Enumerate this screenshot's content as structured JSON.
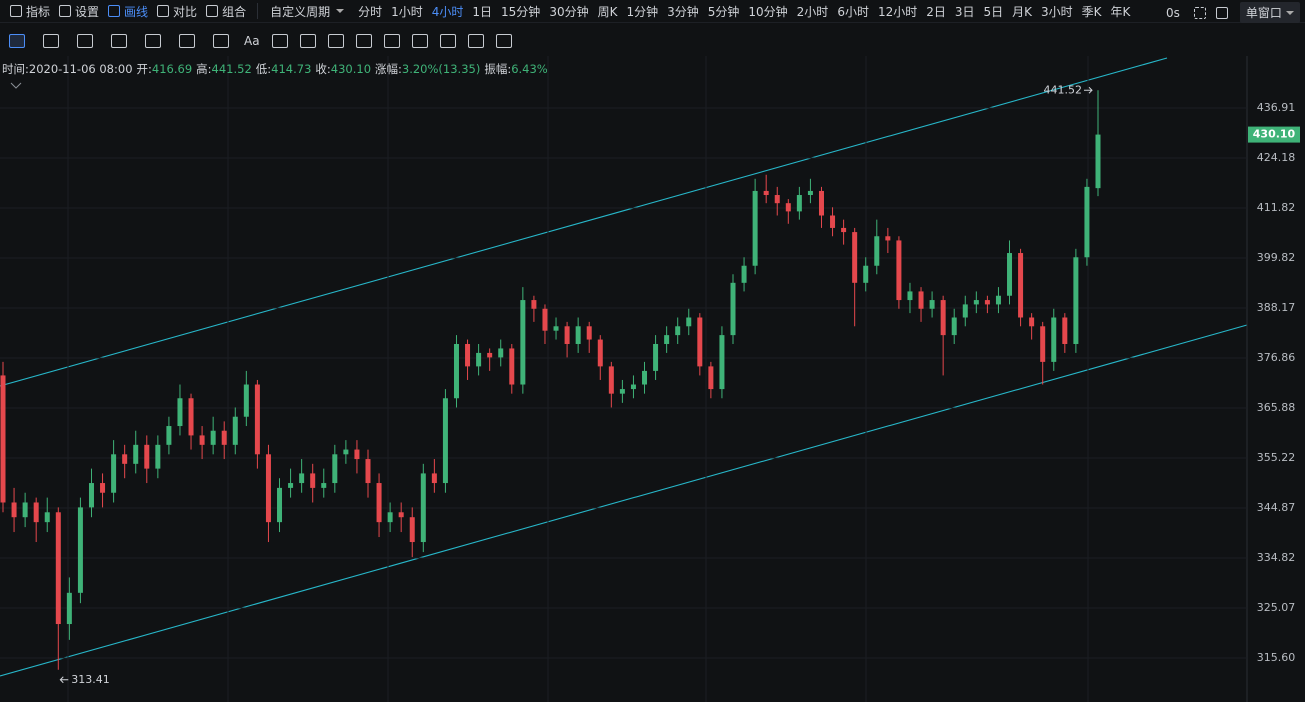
{
  "toolbar": {
    "tools": [
      "指标",
      "设置",
      "画线",
      "对比",
      "组合"
    ],
    "active_tool": 2,
    "custom": "自定义周期",
    "periods": [
      "分时",
      "1小时",
      "4小时",
      "1日",
      "15分钟",
      "30分钟",
      "周K",
      "1分钟",
      "3分钟",
      "5分钟",
      "10分钟",
      "2小时",
      "6小时",
      "12小时",
      "2日",
      "3日",
      "5日",
      "月K",
      "3小时",
      "季K",
      "年K"
    ],
    "active_period": 2,
    "timer": "0s",
    "window": "单窗口",
    "text_tool": "Aa"
  },
  "info": [
    {
      "label": "时间:",
      "value": "2020-11-06 08:00"
    },
    {
      "label": "开:",
      "value": "416.69"
    },
    {
      "label": "高:",
      "value": "441.52"
    },
    {
      "label": "低:",
      "value": "414.73"
    },
    {
      "label": "收:",
      "value": "430.10"
    },
    {
      "label": "涨幅:",
      "value": "3.20%(13.35)"
    },
    {
      "label": "振幅:",
      "value": "6.43%"
    }
  ],
  "chart_data": {
    "type": "candlestick",
    "log_scale": true,
    "grid": true,
    "up_color": "#3fb378",
    "down_color": "#e5484d",
    "ylim": [
      307.49,
      450.56
    ],
    "yticks": [
      {
        "value": 315.6,
        "label": "315.60"
      },
      325.07,
      334.82,
      344.87,
      355.22,
      365.88,
      376.86,
      388.17,
      399.82,
      411.82,
      424.18,
      436.91
    ],
    "last_price": {
      "value": 430.1,
      "label": "430.10"
    },
    "ohlc": [
      [
        373,
        376,
        344,
        346
      ],
      [
        346,
        349,
        340,
        343
      ],
      [
        343,
        348,
        341,
        346
      ],
      [
        346,
        347,
        338,
        342
      ],
      [
        342,
        347,
        340,
        344
      ],
      [
        344,
        345,
        313.41,
        322
      ],
      [
        322,
        331,
        319,
        328
      ],
      [
        328,
        347,
        326,
        345
      ],
      [
        345,
        353,
        343,
        350
      ],
      [
        350,
        352,
        345,
        348
      ],
      [
        348,
        359,
        346,
        356
      ],
      [
        356,
        358,
        351,
        354
      ],
      [
        354,
        361,
        352,
        358
      ],
      [
        358,
        360,
        350,
        353
      ],
      [
        353,
        360,
        351,
        358
      ],
      [
        358,
        364,
        356,
        362
      ],
      [
        362,
        371,
        360,
        368
      ],
      [
        368,
        369,
        357,
        360
      ],
      [
        360,
        362,
        355,
        358
      ],
      [
        358,
        364,
        356,
        361
      ],
      [
        361,
        363,
        355,
        358
      ],
      [
        358,
        366,
        356,
        364
      ],
      [
        364,
        374,
        362,
        371
      ],
      [
        371,
        372,
        353,
        356
      ],
      [
        356,
        358,
        338,
        342
      ],
      [
        342,
        351,
        340,
        349
      ],
      [
        349,
        353,
        347,
        350
      ],
      [
        350,
        355,
        348,
        352
      ],
      [
        352,
        354,
        346,
        349
      ],
      [
        349,
        353,
        347,
        350
      ],
      [
        350,
        358,
        348,
        356
      ],
      [
        356,
        359,
        354,
        357
      ],
      [
        357,
        359,
        352,
        355
      ],
      [
        355,
        357,
        347,
        350
      ],
      [
        350,
        352,
        339,
        342
      ],
      [
        342,
        346,
        340,
        344
      ],
      [
        344,
        346,
        340,
        343
      ],
      [
        343,
        345,
        335,
        338
      ],
      [
        338,
        354,
        336,
        352
      ],
      [
        352,
        355,
        348,
        350
      ],
      [
        350,
        370,
        348,
        368
      ],
      [
        368,
        382,
        366,
        380
      ],
      [
        380,
        381,
        372,
        375
      ],
      [
        375,
        380,
        373,
        378
      ],
      [
        378,
        379,
        374,
        377
      ],
      [
        377,
        381,
        375,
        379
      ],
      [
        379,
        380,
        369,
        371
      ],
      [
        371,
        393,
        369,
        390
      ],
      [
        390,
        391,
        385,
        388
      ],
      [
        388,
        389,
        380,
        383
      ],
      [
        383,
        386,
        381,
        384
      ],
      [
        384,
        385,
        377,
        380
      ],
      [
        380,
        386,
        378,
        384
      ],
      [
        384,
        385,
        378,
        381
      ],
      [
        381,
        382,
        372,
        375
      ],
      [
        375,
        376,
        366,
        369
      ],
      [
        369,
        372,
        367,
        370
      ],
      [
        370,
        373,
        368,
        371
      ],
      [
        371,
        376,
        369,
        374
      ],
      [
        374,
        382,
        372,
        380
      ],
      [
        380,
        384,
        378,
        382
      ],
      [
        382,
        386,
        380,
        384
      ],
      [
        384,
        388,
        382,
        386
      ],
      [
        386,
        387,
        373,
        375
      ],
      [
        375,
        376,
        368,
        370
      ],
      [
        370,
        384,
        368,
        382
      ],
      [
        382,
        396,
        380,
        394
      ],
      [
        394,
        400,
        392,
        398
      ],
      [
        398,
        419,
        396,
        416
      ],
      [
        416,
        420,
        413,
        415
      ],
      [
        415,
        417,
        410,
        413
      ],
      [
        413,
        414,
        408,
        411
      ],
      [
        411,
        417,
        409,
        415
      ],
      [
        415,
        419,
        413,
        416
      ],
      [
        416,
        417,
        407,
        410
      ],
      [
        410,
        412,
        405,
        407
      ],
      [
        407,
        409,
        403,
        406
      ],
      [
        406,
        407,
        384,
        394
      ],
      [
        394,
        400,
        392,
        398
      ],
      [
        398,
        409,
        396,
        405
      ],
      [
        405,
        407,
        401,
        404
      ],
      [
        404,
        405,
        388,
        390
      ],
      [
        390,
        394,
        387,
        392
      ],
      [
        392,
        393,
        385,
        388
      ],
      [
        388,
        392,
        386,
        390
      ],
      [
        390,
        391,
        373,
        382
      ],
      [
        382,
        388,
        380,
        386
      ],
      [
        386,
        391,
        384,
        389
      ],
      [
        389,
        392,
        387,
        390
      ],
      [
        390,
        391,
        387,
        389
      ],
      [
        389,
        393,
        387,
        391
      ],
      [
        391,
        404,
        389,
        401
      ],
      [
        401,
        402,
        384,
        386
      ],
      [
        386,
        387,
        381,
        384
      ],
      [
        384,
        385,
        371,
        376
      ],
      [
        376,
        388,
        374,
        386
      ],
      [
        386,
        387,
        378,
        380
      ],
      [
        380,
        402,
        378,
        400
      ],
      [
        400,
        419,
        398,
        417
      ],
      [
        416.69,
        441.52,
        414.73,
        430.1
      ]
    ]
  }
}
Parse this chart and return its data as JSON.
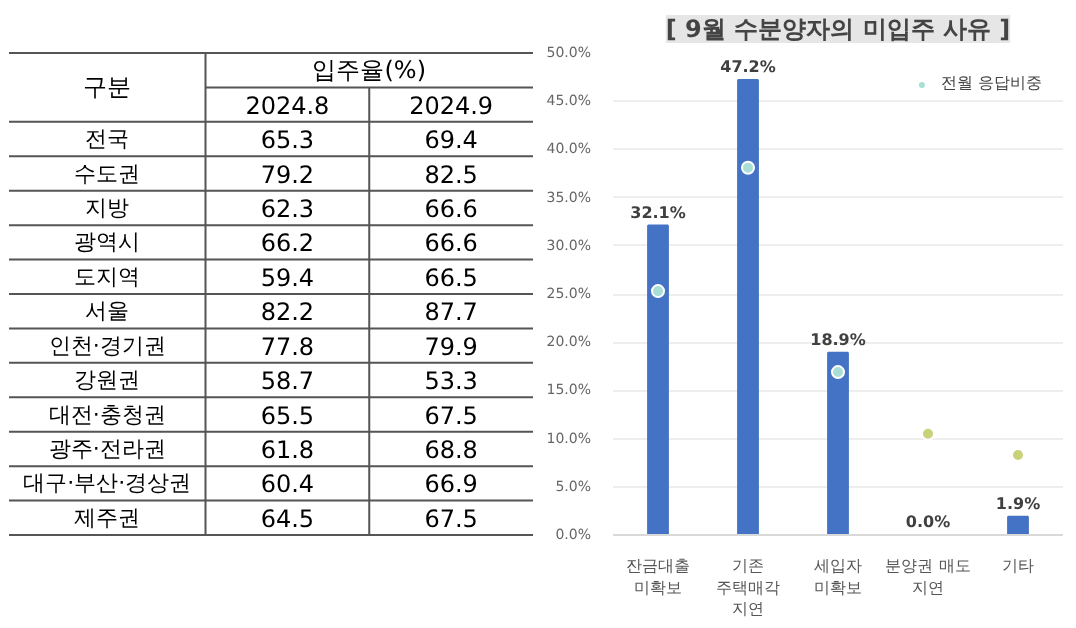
{
  "chart_data": [
    {
      "type": "heatmap",
      "title": "구분",
      "xlabel": "입주율(%)",
      "color": "#ffffff",
      "categories": [
        "2024.8",
        "2024.9"
      ],
      "y_categories": [
        "전국",
        "수도권",
        "지방",
        "광역시",
        "도지역",
        "서울",
        "인천·경기권",
        "강원권",
        "대전·충청권",
        "광주·전라권",
        "대구·부산·경상권",
        "제주권"
      ],
      "cells": [
        [
          65.3,
          69.4
        ],
        [
          79.2,
          82.5
        ],
        [
          62.3,
          66.6
        ],
        [
          66.2,
          66.6
        ],
        [
          59.4,
          66.5
        ],
        [
          82.2,
          87.7
        ],
        [
          77.8,
          79.9
        ],
        [
          58.7,
          53.3
        ],
        [
          65.5,
          67.5
        ],
        [
          61.8,
          68.8
        ],
        [
          60.4,
          66.9
        ],
        [
          64.5,
          67.5
        ]
      ],
      "data_labels": true
    },
    {
      "type": "bar",
      "title": "[ 9월 수분양자의 미입주 사유 ]",
      "categories": [
        "잔금대출\n미확보",
        "기존\n주택매각\n지연",
        "세입자\n미확보",
        "분양권 매도\n지연",
        "기타"
      ],
      "series": [
        {
          "color": "#4472c4",
          "values": [
            32.1,
            47.2,
            18.9,
            0.0,
            1.9
          ],
          "value_labels": [
            "32.1%",
            "47.2%",
            "18.9%",
            "0.0%",
            "1.9%"
          ]
        },
        {
          "type": "scatter",
          "name": "전월 응답비중",
          "colors": [
            "#a8ded6",
            "#a8ded6",
            "#a8ded6",
            "#c9d27a",
            "#c9d27a"
          ],
          "values": [
            25.3,
            38.1,
            16.9,
            10.5,
            8.3
          ]
        }
      ],
      "ylim": [
        0,
        50
      ],
      "yticks": [
        {
          "value": 0,
          "label": "0.0%"
        },
        {
          "value": 5,
          "label": "5.0%"
        },
        {
          "value": 10,
          "label": "10.0%"
        },
        {
          "value": 15,
          "label": "15.0%"
        },
        {
          "value": 20,
          "label": "20.0%"
        },
        {
          "value": 25,
          "label": "25.0%"
        },
        {
          "value": 30,
          "label": "30.0%"
        },
        {
          "value": 35,
          "label": "35.0%"
        },
        {
          "value": 40,
          "label": "40.0%"
        },
        {
          "value": 45,
          "label": "45.0%"
        },
        {
          "value": 50,
          "label": "50.0%"
        }
      ],
      "grid": "y",
      "legend": "top right"
    }
  ]
}
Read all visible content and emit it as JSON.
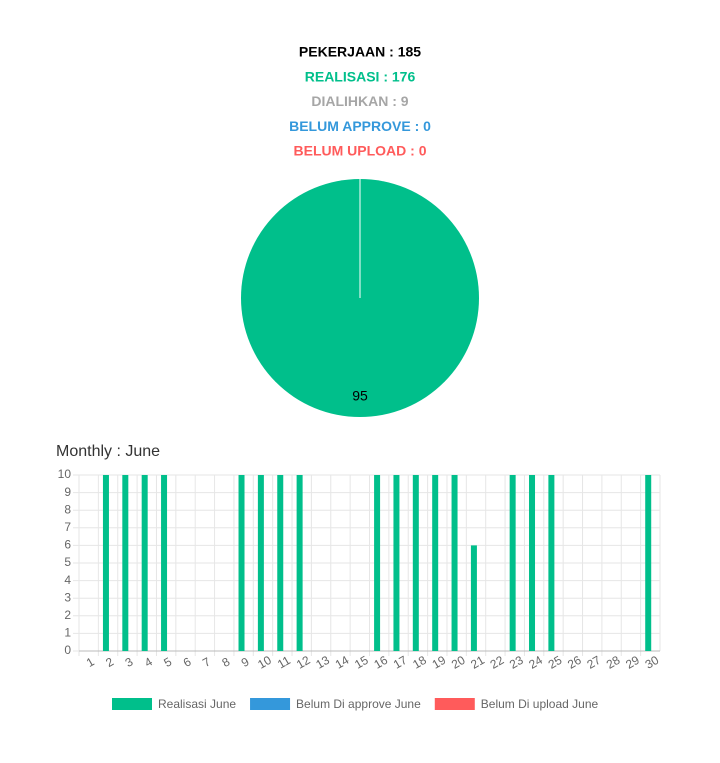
{
  "summary": [
    {
      "text": "PEKERJAAN : 185",
      "color": "#000000"
    },
    {
      "text": "REALISASI : 176",
      "color": "#00bf8b"
    },
    {
      "text": "DIALIHKAN : 9",
      "color": "#a6a6a6"
    },
    {
      "text": "BELUM APPROVE : 0",
      "color": "#3498db"
    },
    {
      "text": "BELUM UPLOAD : 0",
      "color": "#ff5b5b"
    }
  ],
  "chart_data": [
    {
      "type": "pie",
      "values": [
        95
      ],
      "colors": [
        "#00bf8b"
      ]
    },
    {
      "type": "bar",
      "title": "Monthly : June",
      "categories": [
        "1",
        "2",
        "3",
        "4",
        "5",
        "6",
        "7",
        "8",
        "9",
        "10",
        "11",
        "12",
        "13",
        "14",
        "15",
        "16",
        "17",
        "18",
        "19",
        "20",
        "21",
        "22",
        "23",
        "24",
        "25",
        "26",
        "27",
        "28",
        "29",
        "30"
      ],
      "series": [
        {
          "name": "Realisasi June",
          "color": "#00bf8b",
          "values": [
            0,
            10,
            10,
            10,
            10,
            0,
            0,
            0,
            10,
            10,
            10,
            10,
            0,
            0,
            0,
            10,
            10,
            10,
            10,
            10,
            6,
            0,
            10,
            10,
            10,
            0,
            0,
            0,
            0,
            10
          ]
        },
        {
          "name": "Belum Di approve June",
          "color": "#3498db",
          "values": [
            0,
            0,
            0,
            0,
            0,
            0,
            0,
            0,
            0,
            0,
            0,
            0,
            0,
            0,
            0,
            0,
            0,
            0,
            0,
            0,
            0,
            0,
            0,
            0,
            0,
            0,
            0,
            0,
            0,
            0
          ]
        },
        {
          "name": "Belum Di upload June",
          "color": "#ff5b5b",
          "values": [
            0,
            0,
            0,
            0,
            0,
            0,
            0,
            0,
            0,
            0,
            0,
            0,
            0,
            0,
            0,
            0,
            0,
            0,
            0,
            0,
            0,
            0,
            0,
            0,
            0,
            0,
            0,
            0,
            0,
            0
          ]
        }
      ],
      "ylim": [
        0,
        10
      ],
      "yticks": [
        0,
        1,
        2,
        3,
        4,
        5,
        6,
        7,
        8,
        9,
        10
      ],
      "grid": true
    }
  ]
}
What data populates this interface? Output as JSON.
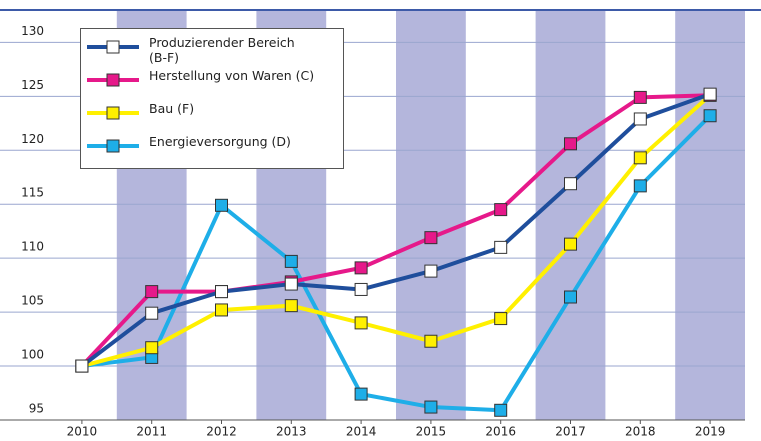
{
  "chart_data": {
    "type": "line",
    "x": [
      2010,
      2011,
      2012,
      2013,
      2014,
      2015,
      2016,
      2017,
      2018,
      2019
    ],
    "xlim": [
      2009.5,
      2019.5
    ],
    "ylim": [
      95,
      133
    ],
    "yticks": [
      95,
      100,
      105,
      110,
      115,
      120,
      125,
      130
    ],
    "grid": true,
    "legend": "upper left",
    "series": [
      {
        "name": "Produzierender Bereich\n(B-F)",
        "color": "#1f4e9c",
        "marker_fill": "#ffffff",
        "values": [
          100,
          104.9,
          106.9,
          107.6,
          107.1,
          108.8,
          111.0,
          116.9,
          122.9,
          125.2
        ]
      },
      {
        "name": "Herstellung von Waren (C)",
        "color": "#e6198a",
        "marker_fill": "#e6198a",
        "values": [
          100,
          106.9,
          106.9,
          107.8,
          109.1,
          111.9,
          114.5,
          120.6,
          124.9,
          125.1
        ]
      },
      {
        "name": "Bau (F)",
        "color": "#fff000",
        "marker_fill": "#fff000",
        "values": [
          100,
          101.7,
          105.2,
          105.6,
          104.0,
          102.3,
          104.4,
          111.3,
          119.3,
          125.1
        ]
      },
      {
        "name": "Energieversorgung (D)",
        "color": "#1eaee8",
        "marker_fill": "#1eaee8",
        "values": [
          100,
          100.8,
          114.9,
          109.7,
          97.4,
          96.2,
          95.9,
          106.4,
          116.7,
          123.2
        ]
      }
    ]
  }
}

· · · ·

## TASK
Filter for "name". Return all lines that hold it.

## OUTPUT BELOW
          "name": "전월 응답비중",
          "name": "Realisasi June",
          "name": "Belum Di approve June",
          "name": "Belum Di upload June",
        "name": "Produzierender Bereich\n(B-F)",
        "name": "Herstellung von Waren (C)",
        "name": "Bau (F)",
        "name": "Energieversorgung (D)",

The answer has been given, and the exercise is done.